⟨
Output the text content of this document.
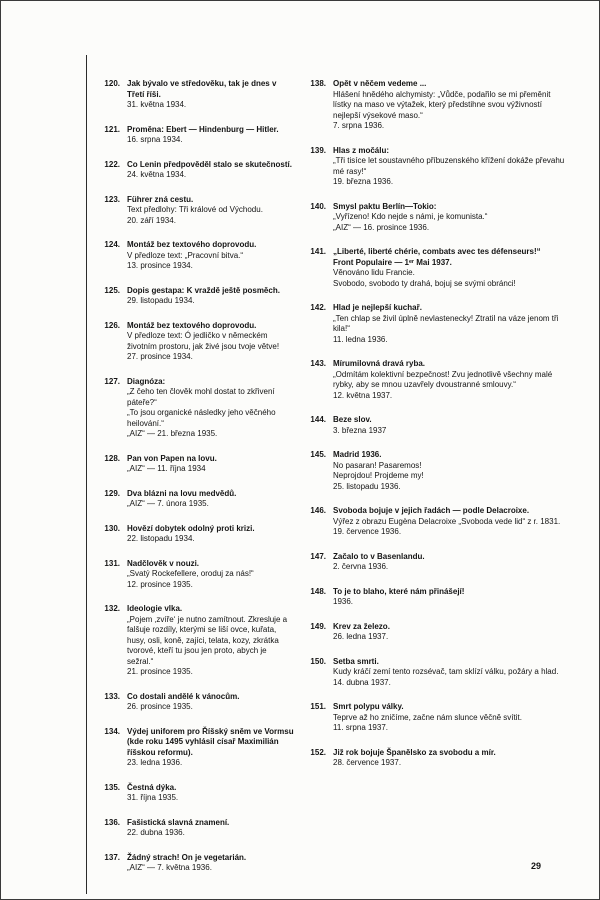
120. Jak bývalo ve středověku, tak je dnes v Třetí říši.
31. května 1934.
121. Proměna: Ebert — Hindenburg — Hitler.
16. srpna 1934.
122. Co Lenin předpověděl stalo se skutečností.
24. května 1934.
123. Führer zná cestu.
Text předlohy: Tři králové od Východu.
20. září 1934.
124. Montáž bez textového doprovodu.
V předloze text: „Pracovní bitva.“
13. prosince 1934.
125. Dopis gestapa: K vraždě ještě posměch.
29. listopadu 1934.
126. Montáž bez textového doprovodu.
V předloze text: Ó jedličko v německém životním prostoru, jak živé jsou tvoje větve!
27. prosince 1934.
127. Diagnóza:
„Z čeho ten člověk mohl dostat to zkřivení páteře?“
„To jsou organické následky jeho věčného heilování.“
„AIZ“ — 21. března 1935.
128. Pan von Papen na lovu.
„AIZ“ — 11. října 1934
129. Dva blázni na lovu medvědů.
„AIZ“ — 7. února 1935.
130. Hovězí dobytek odolný proti krizi.
22. listopadu 1934.
131. Nadčlověk v nouzi.
„Svatý Rockefellere, oroduj za nás!“
12. prosince 1935.
132. Ideologie vlka.
„Pojem ‚zvíře‘ je nutno zamítnout. Zkresluje a falšuje rozdíly, kterými se liší ovce, kuřata, husy, osli, koně, zajíci, telata, kozy, zkrátka tvorové, kteří tu jsou jen proto, abych je sežral.“
21. prosince 1935.
133. Co dostali andělé k vánocům.
26. prosince 1935.
134. Výdej uniforem pro Říšský sněm ve Vormsu (kde roku 1495 vyhlásil císař Maximilián říšskou reformu).
23. ledna 1936.
135. Čestná dýka.
31. října 1935.
136. Fašistická slavná znamení.
22. dubna 1936.
137. Žádný strach! On je vegetarián.
„AIZ“ — 7. května 1936.
138. Opět v něčem vedeme ...
Hlášení hnědého alchymisty: „Vůdče, podařilo se mi přeměnit lístky na maso ve výtažek, který předstihne svou výživností nejlepší výsekové maso.“
7. srpna 1936.
139. Hlas z močálu:
„Tři tisíce let soustavného příbuzenského křížení dokáže převahu mé rasy!“
19. března 1936.
140. Smysl paktu Berlín—Tokio:
„Vyřízeno! Kdo nejde s námi, je komunista.“
„AIZ“ — 16. prosince 1936.
141. „Liberté, liberté chérie, combats avec tes défenseurs!“
Front Populaire — 1ᵉʳ Mai 1937.
Věnováno lidu Francie.
Svobodo, svobodo ty drahá, bojuj se svými obránci!
142. Hlad je nejlepší kuchař.
„Ten chlap se živil úplně nevlastenecky! Ztratil na váze jenom tři kila!“
11. ledna 1936.
143. Mírumilovná dravá ryba.
„Odmítám kolektivní bezpečnost! Zvu jednotlivě všechny malé rybky, aby se mnou uzavřely dvoustranné smlouvy.“
12. května 1937.
144. Beze slov.
3. března 1937
145. Madrid 1936.
No pasaran! Pasaremos!
Neprojdou! Projdeme my!
25. listopadu 1936.
146. Svoboda bojuje v jejich řadách — podle Delacroixe.
Výřez z obrazu Eugèna Delacroixe „Svoboda vede lid“ z r. 1831.
19. července 1936.
147. Začalo to v Basenlandu.
2. června 1936.
148. To je to blaho, které nám přinášejí!
1936.
149. Krev za železo.
26. ledna 1937.
150. Setba smrti.
Kudy kráčí zemí tento rozsévač, tam sklízí válku, požáry a hlad.
14. dubna 1937.
151. Smrt polypu války.
Teprve až ho zničíme, začne nám slunce věčně svítit.
11. srpna 1937.
152. Již rok bojuje Španělsko za svobodu a mír.
28. července 1937.
29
⟩
• The request: Gather up every line from the listing above in which the word "srpna" occurs.

• Response to this task:
16. srpna 1934.
7. srpna 1936.
11. srpna 1937.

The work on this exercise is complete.